Start of Stored records

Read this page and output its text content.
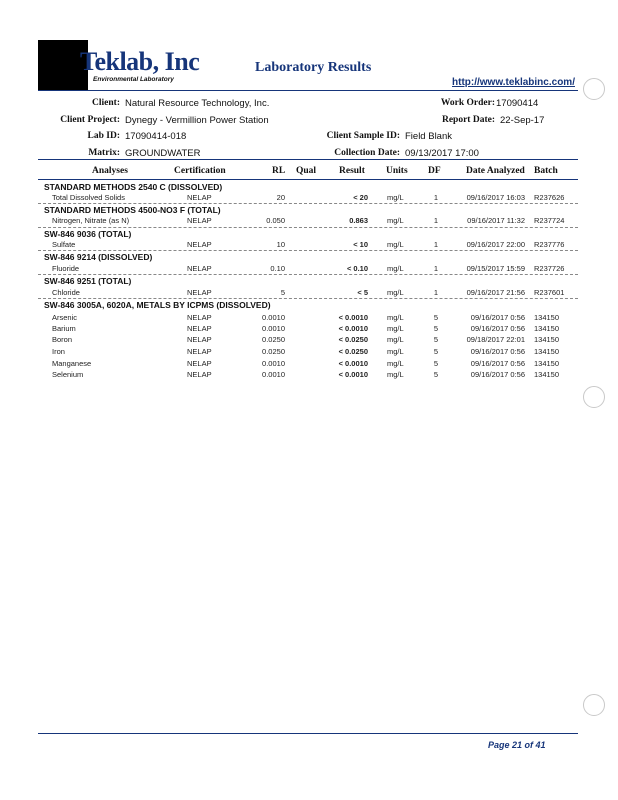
Teklab, Inc
Environmental Laboratory
Laboratory Results
http://www.teklabinc.com/
Client: Natural Resource Technology, Inc.
Client Project: Dynegy - Vermillion Power Station
Lab ID: 17090414-018
Matrix: GROUNDWATER
Work Order: 17090414
Report Date: 22-Sep-17
Client Sample ID: Field Blank
Collection Date: 09/13/2017 17:00
Analyses	Certification	RL Qual Result Units DF	Date Analyzed Batch
STANDARD METHODS 2540 C (DISSOLVED)
Total Dissolved Solids	NELAP	20	< 20	mg/L	1	09/16/2017 16:03 R237626
STANDARD METHODS 4500-NO3 F (TOTAL)
Nitrogen, Nitrate (as N)	NELAP	0.050	0.863	mg/L	1	09/16/2017 11:32 R237724
SW-846 9036 (TOTAL)
Sulfate	NELAP	10	< 10	mg/L	1	09/16/2017 22:00 R237776
SW-846 9214 (DISSOLVED)
Fluoride	NELAP	0.10	< 0.10	mg/L	1	09/15/2017 15:59 R237726
SW-846 9251 (TOTAL)
Chloride	NELAP	5	< 5	mg/L	1	09/16/2017 21:56 R237601
SW-846 3005A, 6020A, METALS BY ICPMS (DISSOLVED)
Arsenic	NELAP	0.0010	< 0.0010	mg/L	5	09/16/2017 0:56 134150
Barium	NELAP	0.0010	< 0.0010	mg/L	5	09/16/2017 0:56 134150
Boron	NELAP	0.0250	< 0.0250	mg/L	5	09/18/2017 22:01 134150
Iron	NELAP	0.0250	< 0.0250	mg/L	5	09/16/2017 0:56 134150
Manganese	NELAP	0.0010	< 0.0010	mg/L	5	09/16/2017 0:56 134150
Selenium	NELAP	0.0010	< 0.0010	mg/L	5	09/16/2017 0:56 134150
Page 21 of 41
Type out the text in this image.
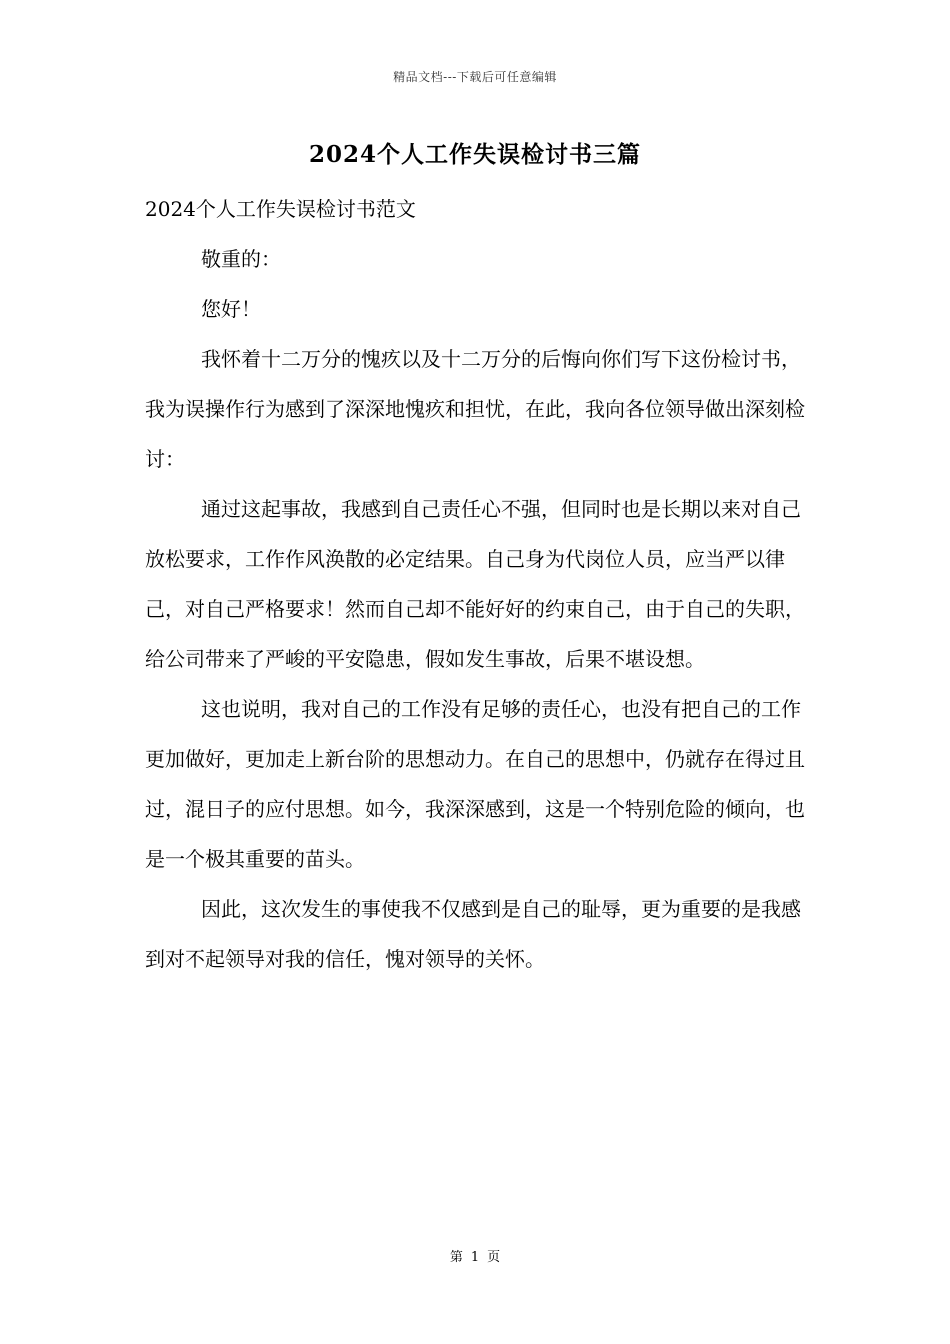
精品文档---下载后可任意编辑
2024个人工作失误检讨书三篇

2024个人工作失误检讨书范文

敬重的：

您好！

我怀着十二万分的愧疚以及十二万分的后悔向你们写下这份检讨书，我为误操作行为感到了深深地愧疚和担忧，在此，我向各位领导做出深刻检讨：

通过这起事故，我感到自己责任心不强，但同时也是长期以来对自己放松要求，工作作风涣散的必定结果。自己身为代岗位人员，应当严以律己，对自己严格要求！然而自己却不能好好的约束自己，由于自己的失职，给公司带来了严峻的平安隐患，假如发生事故，后果不堪设想。

这也说明，我对自己的工作没有足够的责任心，也没有把自己的工作更加做好，更加走上新台阶的思想动力。在自己的思想中，仍就存在得过且过，混日子的应付思想。如今，我深深感到，这是一个特别危险的倾向，也是一个极其重要的苗头。

因此，这次发生的事使我不仅感到是自己的耻辱，更为重要的是我感到对不起领导对我的信任，愧对领导的关怀。

第 1 页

End of Stored records

What needs to be done – Repeat the material above in full and unchanged, minus its images.

The response –
Read this page and output its text content.
Teklab, Inc
Environmental Laboratory
Laboratory Results
http://www.teklabinc.com/
Client: Natural Resource Technology, Inc.
Client Project: Dynegy - Vermillion Power Station
Lab ID: 17090414-018
Matrix: GROUNDWATER
Work Order: 17090414
Report Date: 22-Sep-17
Client Sample ID: Field Blank
Collection Date: 09/13/2017 17:00
Analyses	Certification	RL Qual Result Units DF	Date Analyzed Batch
STANDARD METHODS 2540 C (DISSOLVED)
Total Dissolved Solids	NELAP	20	< 20	mg/L	1	09/16/2017 16:03 R237626
STANDARD METHODS 4500-NO3 F (TOTAL)
Nitrogen, Nitrate (as N)	NELAP	0.050	0.863	mg/L	1	09/16/2017 11:32 R237724
SW-846 9036 (TOTAL)
Sulfate	NELAP	10	< 10	mg/L	1	09/16/2017 22:00 R237776
SW-846 9214 (DISSOLVED)
Fluoride	NELAP	0.10	< 0.10	mg/L	1	09/15/2017 15:59 R237726
SW-846 9251 (TOTAL)
Chloride	NELAP	5	< 5	mg/L	1	09/16/2017 21:56 R237601
SW-846 3005A, 6020A, METALS BY ICPMS (DISSOLVED)
Arsenic	NELAP	0.0010	< 0.0010	mg/L	5	09/16/2017 0:56 134150
Barium	NELAP	0.0010	< 0.0010	mg/L	5	09/16/2017 0:56 134150
Boron	NELAP	0.0250	< 0.0250	mg/L	5	09/18/2017 22:01 134150
Iron	NELAP	0.0250	< 0.0250	mg/L	5	09/16/2017 0:56 134150
Manganese	NELAP	0.0010	< 0.0010	mg/L	5	09/16/2017 0:56 134150
Selenium	NELAP	0.0010	< 0.0010	mg/L	5	09/16/2017 0:56 134150
Page 21 of 41
Type out the text in this image.
精品文档---下载后可任意编辑
2024个人工作失误检讨书三篇

2024个人工作失误检讨书范文

敬重的：

您好！

我怀着十二万分的愧疚以及十二万分的后悔向你们写下这份检讨书，我为误操作行为感到了深深地愧疚和担忧，在此，我向各位领导做出深刻检讨：

通过这起事故，我感到自己责任心不强，但同时也是长期以来对自己放松要求，工作作风涣散的必定结果。自己身为代岗位人员，应当严以律己，对自己严格要求！然而自己却不能好好的约束自己，由于自己的失职，给公司带来了严峻的平安隐患，假如发生事故，后果不堪设想。

这也说明，我对自己的工作没有足够的责任心，也没有把自己的工作更加做好，更加走上新台阶的思想动力。在自己的思想中，仍就存在得过且过，混日子的应付思想。如今，我深深感到，这是一个特别危险的倾向，也是一个极其重要的苗头。

因此，这次发生的事使我不仅感到是自己的耻辱，更为重要的是我感到对不起领导对我的信任，愧对领导的关怀。

第 1 页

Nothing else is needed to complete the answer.